### [RECORDS SUPPLIED]
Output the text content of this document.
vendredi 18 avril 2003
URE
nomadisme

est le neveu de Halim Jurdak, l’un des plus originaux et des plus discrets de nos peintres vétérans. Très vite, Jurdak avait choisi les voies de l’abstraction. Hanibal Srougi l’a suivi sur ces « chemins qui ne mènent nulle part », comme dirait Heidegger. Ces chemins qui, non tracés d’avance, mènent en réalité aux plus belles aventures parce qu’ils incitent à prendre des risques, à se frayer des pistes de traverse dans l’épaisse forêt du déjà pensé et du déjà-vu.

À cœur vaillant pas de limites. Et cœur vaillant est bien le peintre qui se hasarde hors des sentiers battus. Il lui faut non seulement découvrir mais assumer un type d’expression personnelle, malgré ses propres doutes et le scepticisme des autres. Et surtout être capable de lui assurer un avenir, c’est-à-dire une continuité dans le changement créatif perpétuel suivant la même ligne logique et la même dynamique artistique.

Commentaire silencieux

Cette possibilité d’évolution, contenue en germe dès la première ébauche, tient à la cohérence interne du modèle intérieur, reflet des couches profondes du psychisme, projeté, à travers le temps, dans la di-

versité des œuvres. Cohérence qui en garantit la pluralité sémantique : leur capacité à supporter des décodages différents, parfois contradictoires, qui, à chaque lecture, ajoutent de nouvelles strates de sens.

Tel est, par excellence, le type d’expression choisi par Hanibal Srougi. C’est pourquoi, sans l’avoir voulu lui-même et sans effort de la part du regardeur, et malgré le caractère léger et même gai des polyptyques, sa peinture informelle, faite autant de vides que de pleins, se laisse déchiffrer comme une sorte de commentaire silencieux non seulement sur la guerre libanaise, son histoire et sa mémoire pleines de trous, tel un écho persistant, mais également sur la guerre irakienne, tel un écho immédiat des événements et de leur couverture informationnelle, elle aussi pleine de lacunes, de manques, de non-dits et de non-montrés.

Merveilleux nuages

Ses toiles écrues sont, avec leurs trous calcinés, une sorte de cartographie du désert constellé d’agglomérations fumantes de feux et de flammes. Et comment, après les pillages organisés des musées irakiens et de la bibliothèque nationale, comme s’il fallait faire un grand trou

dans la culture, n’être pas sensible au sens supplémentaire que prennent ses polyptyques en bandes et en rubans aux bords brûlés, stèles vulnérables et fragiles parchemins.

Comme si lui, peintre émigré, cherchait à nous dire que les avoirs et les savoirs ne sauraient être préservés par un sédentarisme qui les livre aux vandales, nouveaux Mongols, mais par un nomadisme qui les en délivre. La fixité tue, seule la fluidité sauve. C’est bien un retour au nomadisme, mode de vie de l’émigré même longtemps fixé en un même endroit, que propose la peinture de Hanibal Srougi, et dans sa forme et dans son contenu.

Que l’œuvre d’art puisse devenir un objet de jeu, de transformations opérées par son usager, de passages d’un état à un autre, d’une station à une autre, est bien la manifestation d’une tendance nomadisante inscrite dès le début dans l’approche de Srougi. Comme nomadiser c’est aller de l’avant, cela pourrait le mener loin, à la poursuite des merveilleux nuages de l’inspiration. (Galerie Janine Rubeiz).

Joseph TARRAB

### [THE PROBLEM]
Take every line above carrying "dire" and return it.

### [THE COMPLETED TASK]
À cœur vaillant pas de limites. Et cœur vaillant est bien le peintre qui se hasarde hors des sentiers battus. Il lui faut non seulement découvrir mais assumer un type d’expression personnelle, malgré ses propres doutes et le scepticisme des autres. Et surtout être capable de lui assurer un avenir, c’est-à-dire une continuité dans le changement créatif perpétuel suivant la même ligne logique et la même dynamique artistique.
Comme si lui, peintre émigré, cherchait à nous dire que les avoirs et les savoirs ne sauraient être préservés par un sédentarisme qui les livre aux vandales, nouveaux Mongols, mais par un nomadisme qui les en délivre. La fixité tue, seule la fluidité sauve. C’est bien un retour au nomadisme, mode de vie de l’émigré même longtemps fixé en un même endroit, que propose la peinture de Hanibal Srougi, et dans sa forme et dans son contenu.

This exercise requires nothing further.